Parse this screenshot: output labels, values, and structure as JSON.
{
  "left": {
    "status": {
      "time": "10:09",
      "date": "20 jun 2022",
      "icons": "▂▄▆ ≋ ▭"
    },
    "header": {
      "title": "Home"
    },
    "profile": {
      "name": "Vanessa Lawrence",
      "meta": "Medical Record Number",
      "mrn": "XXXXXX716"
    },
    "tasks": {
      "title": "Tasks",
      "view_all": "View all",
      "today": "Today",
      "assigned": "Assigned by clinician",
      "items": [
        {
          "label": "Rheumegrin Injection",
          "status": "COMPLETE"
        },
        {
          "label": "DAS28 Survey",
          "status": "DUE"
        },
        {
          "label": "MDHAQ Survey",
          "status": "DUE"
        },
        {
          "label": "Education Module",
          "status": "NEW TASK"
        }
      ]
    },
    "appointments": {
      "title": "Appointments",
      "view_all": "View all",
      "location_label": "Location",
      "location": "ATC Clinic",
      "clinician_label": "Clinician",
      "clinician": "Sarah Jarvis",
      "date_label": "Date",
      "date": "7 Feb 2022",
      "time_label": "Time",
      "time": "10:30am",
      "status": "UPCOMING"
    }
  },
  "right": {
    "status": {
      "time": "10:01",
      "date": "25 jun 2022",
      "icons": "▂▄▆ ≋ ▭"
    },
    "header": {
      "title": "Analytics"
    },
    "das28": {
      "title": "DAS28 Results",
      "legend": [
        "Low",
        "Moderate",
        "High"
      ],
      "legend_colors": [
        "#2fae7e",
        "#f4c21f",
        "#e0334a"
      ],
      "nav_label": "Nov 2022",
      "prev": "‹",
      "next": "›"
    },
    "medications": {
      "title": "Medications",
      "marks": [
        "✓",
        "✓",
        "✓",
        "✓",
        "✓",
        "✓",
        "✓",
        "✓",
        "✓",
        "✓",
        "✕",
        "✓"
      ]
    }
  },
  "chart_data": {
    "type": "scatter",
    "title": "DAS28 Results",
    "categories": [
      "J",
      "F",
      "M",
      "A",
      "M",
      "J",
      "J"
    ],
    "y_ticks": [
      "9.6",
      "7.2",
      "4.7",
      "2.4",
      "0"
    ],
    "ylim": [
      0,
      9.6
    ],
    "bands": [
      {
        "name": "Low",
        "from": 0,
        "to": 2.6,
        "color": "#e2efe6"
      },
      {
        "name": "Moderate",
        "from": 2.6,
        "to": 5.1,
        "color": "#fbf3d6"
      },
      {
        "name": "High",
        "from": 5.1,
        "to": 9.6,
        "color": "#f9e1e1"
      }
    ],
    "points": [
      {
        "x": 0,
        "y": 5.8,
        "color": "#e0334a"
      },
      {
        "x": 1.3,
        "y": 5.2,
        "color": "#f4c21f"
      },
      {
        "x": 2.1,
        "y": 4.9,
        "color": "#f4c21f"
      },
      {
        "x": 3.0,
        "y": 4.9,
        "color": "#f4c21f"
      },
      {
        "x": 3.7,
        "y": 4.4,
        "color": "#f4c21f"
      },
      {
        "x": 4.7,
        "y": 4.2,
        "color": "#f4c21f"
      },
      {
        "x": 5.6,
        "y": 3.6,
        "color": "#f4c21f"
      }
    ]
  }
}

● **Exercise aim**:
Write out all the records above again, exactly as they stand.

● **Solution for this task**:
Parse this screenshot: output labels, values, and structure as JSON.
{
  "left": {
    "status": {
      "time": "10:09",
      "date": "20 jun 2022",
      "icons": "▂▄▆ ≋ ▭"
    },
    "header": {
      "title": "Home"
    },
    "profile": {
      "name": "Vanessa Lawrence",
      "meta": "Medical Record Number",
      "mrn": "XXXXXX716"
    },
    "tasks": {
      "title": "Tasks",
      "view_all": "View all",
      "today": "Today",
      "assigned": "Assigned by clinician",
      "items": [
        {
          "label": "Rheumegrin Injection",
          "status": "COMPLETE"
        },
        {
          "label": "DAS28 Survey",
          "status": "DUE"
        },
        {
          "label": "MDHAQ Survey",
          "status": "DUE"
        },
        {
          "label": "Education Module",
          "status": "NEW TASK"
        }
      ]
    },
    "appointments": {
      "title": "Appointments",
      "view_all": "View all",
      "location_label": "Location",
      "location": "ATC Clinic",
      "clinician_label": "Clinician",
      "clinician": "Sarah Jarvis",
      "date_label": "Date",
      "date": "7 Feb 2022",
      "time_label": "Time",
      "time": "10:30am",
      "status": "UPCOMING"
    }
  },
  "right": {
    "status": {
      "time": "10:01",
      "date": "25 jun 2022",
      "icons": "▂▄▆ ≋ ▭"
    },
    "header": {
      "title": "Analytics"
    },
    "das28": {
      "title": "DAS28 Results",
      "legend": [
        "Low",
        "Moderate",
        "High"
      ],
      "legend_colors": [
        "#2fae7e",
        "#f4c21f",
        "#e0334a"
      ],
      "nav_label": "Nov 2022",
      "prev": "‹",
      "next": "›"
    },
    "medications": {
      "title": "Medications",
      "marks": [
        "✓",
        "✓",
        "✓",
        "✓",
        "✓",
        "✓",
        "✓",
        "✓",
        "✓",
        "✓",
        "✕",
        "✓"
      ]
    }
  },
  "chart_data": {
    "type": "scatter",
    "title": "DAS28 Results",
    "categories": [
      "J",
      "F",
      "M",
      "A",
      "M",
      "J",
      "J"
    ],
    "y_ticks": [
      "9.6",
      "7.2",
      "4.7",
      "2.4",
      "0"
    ],
    "ylim": [
      0,
      9.6
    ],
    "bands": [
      {
        "name": "Low",
        "from": 0,
        "to": 2.6,
        "color": "#e2efe6"
      },
      {
        "name": "Moderate",
        "from": 2.6,
        "to": 5.1,
        "color": "#fbf3d6"
      },
      {
        "name": "High",
        "from": 5.1,
        "to": 9.6,
        "color": "#f9e1e1"
      }
    ],
    "points": [
      {
        "x": 0,
        "y": 5.8,
        "color": "#e0334a"
      },
      {
        "x": 1.3,
        "y": 5.2,
        "color": "#f4c21f"
      },
      {
        "x": 2.1,
        "y": 4.9,
        "color": "#f4c21f"
      },
      {
        "x": 3.0,
        "y": 4.9,
        "color": "#f4c21f"
      },
      {
        "x": 3.7,
        "y": 4.4,
        "color": "#f4c21f"
      },
      {
        "x": 4.7,
        "y": 4.2,
        "color": "#f4c21f"
      },
      {
        "x": 5.6,
        "y": 3.6,
        "color": "#f4c21f"
      }
    ]
  }
}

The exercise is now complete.